[Exercise instructions] Extract from the listing each line in which the word "जनसहभ" appears.
***
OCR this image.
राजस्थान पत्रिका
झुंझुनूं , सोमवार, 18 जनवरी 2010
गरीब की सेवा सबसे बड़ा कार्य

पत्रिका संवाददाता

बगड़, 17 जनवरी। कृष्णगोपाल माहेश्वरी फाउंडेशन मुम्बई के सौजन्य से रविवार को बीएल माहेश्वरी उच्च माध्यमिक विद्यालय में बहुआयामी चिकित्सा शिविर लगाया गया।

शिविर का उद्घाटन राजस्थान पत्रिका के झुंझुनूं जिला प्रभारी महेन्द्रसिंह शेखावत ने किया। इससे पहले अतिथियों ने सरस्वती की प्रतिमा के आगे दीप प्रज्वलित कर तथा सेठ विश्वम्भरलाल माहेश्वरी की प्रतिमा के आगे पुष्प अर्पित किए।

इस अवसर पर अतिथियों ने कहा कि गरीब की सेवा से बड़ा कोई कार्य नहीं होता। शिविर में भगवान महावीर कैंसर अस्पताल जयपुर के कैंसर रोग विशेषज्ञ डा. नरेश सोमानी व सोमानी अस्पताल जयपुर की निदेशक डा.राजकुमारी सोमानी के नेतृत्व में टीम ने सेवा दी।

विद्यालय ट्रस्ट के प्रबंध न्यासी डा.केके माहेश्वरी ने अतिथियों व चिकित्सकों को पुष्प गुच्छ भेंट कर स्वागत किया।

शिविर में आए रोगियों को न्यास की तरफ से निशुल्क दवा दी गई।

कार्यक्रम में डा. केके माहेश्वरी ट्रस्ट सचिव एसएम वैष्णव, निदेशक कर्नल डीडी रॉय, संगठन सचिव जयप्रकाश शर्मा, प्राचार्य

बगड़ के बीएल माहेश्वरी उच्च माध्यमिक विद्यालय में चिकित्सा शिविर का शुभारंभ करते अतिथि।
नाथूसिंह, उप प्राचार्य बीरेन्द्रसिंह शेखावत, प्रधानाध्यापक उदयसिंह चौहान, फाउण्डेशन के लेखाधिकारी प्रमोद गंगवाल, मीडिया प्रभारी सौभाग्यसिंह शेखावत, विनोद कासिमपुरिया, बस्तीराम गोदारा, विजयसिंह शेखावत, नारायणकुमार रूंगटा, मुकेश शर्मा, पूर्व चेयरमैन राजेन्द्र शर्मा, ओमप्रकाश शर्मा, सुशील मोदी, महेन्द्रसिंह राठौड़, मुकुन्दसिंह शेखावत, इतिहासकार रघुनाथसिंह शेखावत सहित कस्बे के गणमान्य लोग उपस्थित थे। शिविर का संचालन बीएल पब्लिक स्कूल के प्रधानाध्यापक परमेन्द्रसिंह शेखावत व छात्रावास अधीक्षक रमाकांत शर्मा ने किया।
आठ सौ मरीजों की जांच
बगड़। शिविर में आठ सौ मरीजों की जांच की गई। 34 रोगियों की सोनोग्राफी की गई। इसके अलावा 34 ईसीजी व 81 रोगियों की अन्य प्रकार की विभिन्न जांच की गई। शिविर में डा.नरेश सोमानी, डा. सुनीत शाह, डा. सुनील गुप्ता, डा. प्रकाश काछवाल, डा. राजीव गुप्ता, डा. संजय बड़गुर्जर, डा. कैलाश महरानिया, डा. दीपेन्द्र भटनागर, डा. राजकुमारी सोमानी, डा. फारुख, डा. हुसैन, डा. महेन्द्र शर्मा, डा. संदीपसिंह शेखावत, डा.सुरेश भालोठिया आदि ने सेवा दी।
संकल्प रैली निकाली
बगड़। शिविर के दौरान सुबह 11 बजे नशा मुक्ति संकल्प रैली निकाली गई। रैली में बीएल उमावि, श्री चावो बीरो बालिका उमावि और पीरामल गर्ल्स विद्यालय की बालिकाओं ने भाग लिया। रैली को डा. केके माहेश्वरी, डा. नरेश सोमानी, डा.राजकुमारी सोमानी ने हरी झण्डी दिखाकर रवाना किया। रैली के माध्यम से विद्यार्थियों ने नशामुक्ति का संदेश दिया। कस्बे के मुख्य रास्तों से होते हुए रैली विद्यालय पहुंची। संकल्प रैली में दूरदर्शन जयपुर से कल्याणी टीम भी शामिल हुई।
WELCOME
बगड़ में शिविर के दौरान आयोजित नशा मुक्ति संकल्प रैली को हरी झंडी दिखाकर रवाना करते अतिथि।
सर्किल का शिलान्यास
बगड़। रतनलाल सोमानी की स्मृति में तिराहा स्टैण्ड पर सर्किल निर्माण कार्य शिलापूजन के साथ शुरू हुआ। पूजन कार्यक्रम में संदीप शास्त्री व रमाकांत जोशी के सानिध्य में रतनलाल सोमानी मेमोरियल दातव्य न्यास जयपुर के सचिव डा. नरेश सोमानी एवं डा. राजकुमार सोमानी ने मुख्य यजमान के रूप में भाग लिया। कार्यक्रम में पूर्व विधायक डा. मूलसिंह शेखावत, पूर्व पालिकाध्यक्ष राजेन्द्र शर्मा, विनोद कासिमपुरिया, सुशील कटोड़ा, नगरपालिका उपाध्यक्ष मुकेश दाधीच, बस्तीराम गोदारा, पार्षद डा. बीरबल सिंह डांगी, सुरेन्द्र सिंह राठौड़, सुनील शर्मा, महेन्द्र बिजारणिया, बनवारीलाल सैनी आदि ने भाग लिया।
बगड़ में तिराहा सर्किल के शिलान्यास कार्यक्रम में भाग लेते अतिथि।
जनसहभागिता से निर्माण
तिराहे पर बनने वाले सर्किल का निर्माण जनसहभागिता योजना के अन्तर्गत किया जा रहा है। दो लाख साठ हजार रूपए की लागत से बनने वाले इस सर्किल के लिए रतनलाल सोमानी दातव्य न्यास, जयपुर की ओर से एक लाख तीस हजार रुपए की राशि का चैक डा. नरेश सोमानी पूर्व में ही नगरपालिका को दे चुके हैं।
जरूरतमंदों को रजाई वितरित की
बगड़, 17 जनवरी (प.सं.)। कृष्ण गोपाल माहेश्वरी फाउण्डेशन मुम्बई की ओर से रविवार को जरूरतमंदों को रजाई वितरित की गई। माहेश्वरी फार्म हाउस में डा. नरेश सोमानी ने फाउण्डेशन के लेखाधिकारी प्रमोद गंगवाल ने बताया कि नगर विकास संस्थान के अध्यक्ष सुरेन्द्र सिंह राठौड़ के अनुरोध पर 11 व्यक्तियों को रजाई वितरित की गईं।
***
[Reply to the task]
जनसहभागिता से निर्माण
तिराहे पर बनने वाले सर्किल का निर्माण जनसहभागिता योजना के अन्तर्गत किया जा रहा है। दो लाख साठ हजार रूपए की लागत से बनने वाले इस सर्किल के लिए रतनलाल सोमानी दातव्य न्यास, जयपुर की ओर से एक लाख तीस हजार रुपए की राशि का चैक डा. नरेश सोमानी पूर्व में ही नगरपालिका को दे चुके हैं।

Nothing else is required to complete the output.